Copy the records below word for word, from the first line through the line containing "data-point [951,471,969,489]", with both of those lines included.

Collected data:
━━━━━━
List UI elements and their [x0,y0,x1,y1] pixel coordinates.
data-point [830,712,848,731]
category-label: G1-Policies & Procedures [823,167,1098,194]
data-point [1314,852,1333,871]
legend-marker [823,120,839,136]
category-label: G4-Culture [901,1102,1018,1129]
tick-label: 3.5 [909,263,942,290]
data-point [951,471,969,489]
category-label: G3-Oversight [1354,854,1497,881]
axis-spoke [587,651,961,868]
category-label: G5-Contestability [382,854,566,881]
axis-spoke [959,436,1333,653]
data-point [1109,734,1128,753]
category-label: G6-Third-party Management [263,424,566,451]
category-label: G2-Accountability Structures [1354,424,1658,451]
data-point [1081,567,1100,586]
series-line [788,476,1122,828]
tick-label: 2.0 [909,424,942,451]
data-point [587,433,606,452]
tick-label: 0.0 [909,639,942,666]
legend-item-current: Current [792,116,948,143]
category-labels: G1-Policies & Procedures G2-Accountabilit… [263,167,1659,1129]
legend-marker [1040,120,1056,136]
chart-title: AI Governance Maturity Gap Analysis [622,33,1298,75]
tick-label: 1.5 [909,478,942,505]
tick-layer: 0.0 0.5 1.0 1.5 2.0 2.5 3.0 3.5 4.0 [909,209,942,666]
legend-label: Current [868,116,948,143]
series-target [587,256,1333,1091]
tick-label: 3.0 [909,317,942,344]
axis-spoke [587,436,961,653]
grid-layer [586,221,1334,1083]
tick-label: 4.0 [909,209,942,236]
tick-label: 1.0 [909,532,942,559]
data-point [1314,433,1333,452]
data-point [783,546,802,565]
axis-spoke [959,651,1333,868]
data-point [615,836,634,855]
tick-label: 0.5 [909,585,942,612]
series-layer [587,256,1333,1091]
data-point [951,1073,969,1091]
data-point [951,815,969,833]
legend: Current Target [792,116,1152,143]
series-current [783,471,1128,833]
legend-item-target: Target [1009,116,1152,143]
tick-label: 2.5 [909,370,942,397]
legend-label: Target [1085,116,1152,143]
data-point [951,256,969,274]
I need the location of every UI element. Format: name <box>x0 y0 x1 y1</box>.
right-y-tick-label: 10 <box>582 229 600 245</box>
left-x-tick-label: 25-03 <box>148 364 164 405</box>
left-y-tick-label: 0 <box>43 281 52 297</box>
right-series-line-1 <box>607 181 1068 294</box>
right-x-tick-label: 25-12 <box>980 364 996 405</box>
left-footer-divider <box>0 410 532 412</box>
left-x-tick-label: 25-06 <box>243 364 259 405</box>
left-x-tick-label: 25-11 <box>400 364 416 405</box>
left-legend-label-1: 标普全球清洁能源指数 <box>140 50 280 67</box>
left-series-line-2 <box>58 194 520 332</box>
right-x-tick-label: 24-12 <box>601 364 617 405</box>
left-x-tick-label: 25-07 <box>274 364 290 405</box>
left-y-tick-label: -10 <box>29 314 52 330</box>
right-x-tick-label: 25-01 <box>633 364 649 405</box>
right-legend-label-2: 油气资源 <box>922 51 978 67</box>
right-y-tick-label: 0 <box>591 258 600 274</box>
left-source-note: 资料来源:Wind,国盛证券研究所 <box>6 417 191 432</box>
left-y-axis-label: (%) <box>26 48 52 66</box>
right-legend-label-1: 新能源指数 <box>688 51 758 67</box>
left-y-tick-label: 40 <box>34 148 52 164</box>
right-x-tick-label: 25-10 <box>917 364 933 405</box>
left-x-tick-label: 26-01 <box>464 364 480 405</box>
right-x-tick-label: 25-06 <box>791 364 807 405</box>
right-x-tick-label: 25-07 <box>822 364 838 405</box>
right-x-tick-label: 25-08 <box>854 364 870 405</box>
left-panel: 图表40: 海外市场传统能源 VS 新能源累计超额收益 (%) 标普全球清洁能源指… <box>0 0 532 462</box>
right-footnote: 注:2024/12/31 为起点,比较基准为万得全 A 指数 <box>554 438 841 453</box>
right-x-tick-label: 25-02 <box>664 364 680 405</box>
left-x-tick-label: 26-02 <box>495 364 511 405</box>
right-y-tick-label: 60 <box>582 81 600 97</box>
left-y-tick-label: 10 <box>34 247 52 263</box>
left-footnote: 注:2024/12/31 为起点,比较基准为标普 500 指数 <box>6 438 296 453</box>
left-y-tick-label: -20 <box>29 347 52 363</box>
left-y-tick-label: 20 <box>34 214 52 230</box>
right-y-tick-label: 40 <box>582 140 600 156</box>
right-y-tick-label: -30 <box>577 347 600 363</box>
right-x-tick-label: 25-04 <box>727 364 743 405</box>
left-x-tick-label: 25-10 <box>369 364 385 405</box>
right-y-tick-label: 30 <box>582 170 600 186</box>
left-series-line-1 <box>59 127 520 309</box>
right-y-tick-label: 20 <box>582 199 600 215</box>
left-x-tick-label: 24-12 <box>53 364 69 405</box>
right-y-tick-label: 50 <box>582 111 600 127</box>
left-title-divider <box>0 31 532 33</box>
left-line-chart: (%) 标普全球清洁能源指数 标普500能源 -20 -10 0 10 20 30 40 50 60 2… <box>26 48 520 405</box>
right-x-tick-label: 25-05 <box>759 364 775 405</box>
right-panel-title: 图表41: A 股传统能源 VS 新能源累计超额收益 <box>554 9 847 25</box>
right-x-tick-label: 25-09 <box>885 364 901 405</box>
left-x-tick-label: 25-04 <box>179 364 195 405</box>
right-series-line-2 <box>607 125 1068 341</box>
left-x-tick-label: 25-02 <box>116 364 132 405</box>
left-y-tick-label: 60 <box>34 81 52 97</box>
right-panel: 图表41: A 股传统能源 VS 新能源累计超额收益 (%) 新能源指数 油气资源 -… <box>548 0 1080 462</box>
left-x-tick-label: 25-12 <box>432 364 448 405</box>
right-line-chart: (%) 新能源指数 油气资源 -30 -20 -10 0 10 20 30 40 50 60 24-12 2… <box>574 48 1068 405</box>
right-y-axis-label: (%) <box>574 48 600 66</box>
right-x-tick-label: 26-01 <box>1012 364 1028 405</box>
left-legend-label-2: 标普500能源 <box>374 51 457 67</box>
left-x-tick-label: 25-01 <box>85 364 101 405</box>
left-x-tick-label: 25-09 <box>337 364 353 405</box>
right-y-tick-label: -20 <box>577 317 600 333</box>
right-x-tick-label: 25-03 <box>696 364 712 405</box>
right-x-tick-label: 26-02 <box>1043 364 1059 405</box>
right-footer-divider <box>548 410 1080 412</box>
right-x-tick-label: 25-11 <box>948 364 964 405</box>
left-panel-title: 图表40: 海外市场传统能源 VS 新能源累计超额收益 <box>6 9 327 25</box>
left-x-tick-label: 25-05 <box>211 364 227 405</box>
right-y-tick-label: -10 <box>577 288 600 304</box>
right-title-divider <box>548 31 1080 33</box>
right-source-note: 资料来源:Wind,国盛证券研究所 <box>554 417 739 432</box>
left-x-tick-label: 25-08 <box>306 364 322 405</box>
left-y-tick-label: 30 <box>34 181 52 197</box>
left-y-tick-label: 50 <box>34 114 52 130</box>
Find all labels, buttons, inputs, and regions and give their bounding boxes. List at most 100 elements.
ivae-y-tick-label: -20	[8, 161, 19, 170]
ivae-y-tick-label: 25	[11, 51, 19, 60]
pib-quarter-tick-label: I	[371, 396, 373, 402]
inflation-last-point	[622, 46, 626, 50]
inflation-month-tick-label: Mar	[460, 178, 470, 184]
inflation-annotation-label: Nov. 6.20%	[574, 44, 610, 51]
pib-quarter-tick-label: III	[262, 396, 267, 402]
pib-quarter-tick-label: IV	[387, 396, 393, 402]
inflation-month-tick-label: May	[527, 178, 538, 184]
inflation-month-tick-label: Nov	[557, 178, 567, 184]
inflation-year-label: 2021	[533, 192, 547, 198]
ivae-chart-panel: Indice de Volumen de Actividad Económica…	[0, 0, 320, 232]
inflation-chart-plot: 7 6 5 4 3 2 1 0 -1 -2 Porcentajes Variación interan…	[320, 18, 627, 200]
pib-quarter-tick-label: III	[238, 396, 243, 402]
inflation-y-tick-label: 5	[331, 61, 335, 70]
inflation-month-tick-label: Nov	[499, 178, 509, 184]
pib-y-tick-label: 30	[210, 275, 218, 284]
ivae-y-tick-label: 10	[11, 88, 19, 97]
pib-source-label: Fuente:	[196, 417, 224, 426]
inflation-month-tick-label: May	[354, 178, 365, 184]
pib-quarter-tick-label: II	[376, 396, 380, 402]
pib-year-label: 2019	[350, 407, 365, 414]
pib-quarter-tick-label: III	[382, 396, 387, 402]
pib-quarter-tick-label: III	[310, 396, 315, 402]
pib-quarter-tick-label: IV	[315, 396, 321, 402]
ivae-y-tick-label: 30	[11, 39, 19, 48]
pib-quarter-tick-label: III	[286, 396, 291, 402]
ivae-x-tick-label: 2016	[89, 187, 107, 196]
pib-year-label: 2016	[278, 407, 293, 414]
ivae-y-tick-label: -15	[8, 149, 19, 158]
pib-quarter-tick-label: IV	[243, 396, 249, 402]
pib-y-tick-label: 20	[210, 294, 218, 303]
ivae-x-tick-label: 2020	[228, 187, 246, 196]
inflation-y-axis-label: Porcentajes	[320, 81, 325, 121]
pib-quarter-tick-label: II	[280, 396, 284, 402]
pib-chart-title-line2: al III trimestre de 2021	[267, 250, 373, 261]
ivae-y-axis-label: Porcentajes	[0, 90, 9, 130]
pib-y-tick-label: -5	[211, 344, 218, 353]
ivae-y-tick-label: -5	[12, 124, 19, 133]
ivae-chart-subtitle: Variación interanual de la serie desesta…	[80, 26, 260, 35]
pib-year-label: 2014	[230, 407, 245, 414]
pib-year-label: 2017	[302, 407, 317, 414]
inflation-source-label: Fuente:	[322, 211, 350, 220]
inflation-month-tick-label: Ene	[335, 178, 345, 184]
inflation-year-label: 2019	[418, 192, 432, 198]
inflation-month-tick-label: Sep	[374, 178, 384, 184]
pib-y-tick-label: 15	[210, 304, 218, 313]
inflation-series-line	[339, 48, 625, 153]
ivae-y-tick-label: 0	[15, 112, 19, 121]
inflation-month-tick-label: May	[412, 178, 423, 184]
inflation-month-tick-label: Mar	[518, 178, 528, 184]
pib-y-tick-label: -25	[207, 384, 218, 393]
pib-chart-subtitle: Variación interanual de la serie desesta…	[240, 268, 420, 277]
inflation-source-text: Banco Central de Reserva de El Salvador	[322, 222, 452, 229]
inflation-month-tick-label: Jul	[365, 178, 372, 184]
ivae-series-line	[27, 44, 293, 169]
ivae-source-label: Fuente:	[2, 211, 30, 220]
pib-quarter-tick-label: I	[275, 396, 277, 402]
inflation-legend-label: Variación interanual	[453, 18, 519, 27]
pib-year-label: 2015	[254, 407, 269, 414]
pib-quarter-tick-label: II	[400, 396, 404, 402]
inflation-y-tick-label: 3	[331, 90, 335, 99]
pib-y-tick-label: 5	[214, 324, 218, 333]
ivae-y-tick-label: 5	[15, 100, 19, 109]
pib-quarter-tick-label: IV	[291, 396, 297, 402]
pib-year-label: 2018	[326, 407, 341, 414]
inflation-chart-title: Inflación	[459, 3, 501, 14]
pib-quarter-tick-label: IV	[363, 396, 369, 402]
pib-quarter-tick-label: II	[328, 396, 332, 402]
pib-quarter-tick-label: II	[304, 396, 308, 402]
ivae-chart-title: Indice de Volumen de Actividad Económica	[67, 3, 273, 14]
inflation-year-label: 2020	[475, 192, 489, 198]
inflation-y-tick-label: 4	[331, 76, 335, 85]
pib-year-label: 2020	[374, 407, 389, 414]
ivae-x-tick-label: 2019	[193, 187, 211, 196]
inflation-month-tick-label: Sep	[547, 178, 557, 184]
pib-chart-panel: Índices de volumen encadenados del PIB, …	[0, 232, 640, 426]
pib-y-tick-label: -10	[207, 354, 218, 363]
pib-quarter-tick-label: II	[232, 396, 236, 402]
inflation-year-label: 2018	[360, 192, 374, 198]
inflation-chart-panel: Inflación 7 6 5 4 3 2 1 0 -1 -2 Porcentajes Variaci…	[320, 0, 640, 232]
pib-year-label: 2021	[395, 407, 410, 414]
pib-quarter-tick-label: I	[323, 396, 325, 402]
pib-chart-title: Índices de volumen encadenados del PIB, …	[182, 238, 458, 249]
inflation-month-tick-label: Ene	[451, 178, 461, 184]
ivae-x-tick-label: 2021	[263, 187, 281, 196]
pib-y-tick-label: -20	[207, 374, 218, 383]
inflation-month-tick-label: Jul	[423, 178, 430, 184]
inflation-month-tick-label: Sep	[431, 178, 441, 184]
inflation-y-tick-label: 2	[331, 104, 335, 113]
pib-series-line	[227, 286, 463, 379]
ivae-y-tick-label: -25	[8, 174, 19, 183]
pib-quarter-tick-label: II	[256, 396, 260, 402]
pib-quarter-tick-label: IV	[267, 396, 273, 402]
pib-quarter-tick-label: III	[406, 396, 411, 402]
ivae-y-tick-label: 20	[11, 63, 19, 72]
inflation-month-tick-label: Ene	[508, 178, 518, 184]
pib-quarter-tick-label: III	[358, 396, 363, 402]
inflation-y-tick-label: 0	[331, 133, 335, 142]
━━━━━━
Response —
List UI elements and their [x0,y0,x1,y1] pixel coordinates.
data-point [830,712,848,731]
category-label: G1-Policies & Procedures [823,167,1098,194]
data-point [1314,852,1333,871]
legend-marker [823,120,839,136]
category-label: G4-Culture [901,1102,1018,1129]
tick-label: 3.5 [909,263,942,290]
data-point [951,471,969,489]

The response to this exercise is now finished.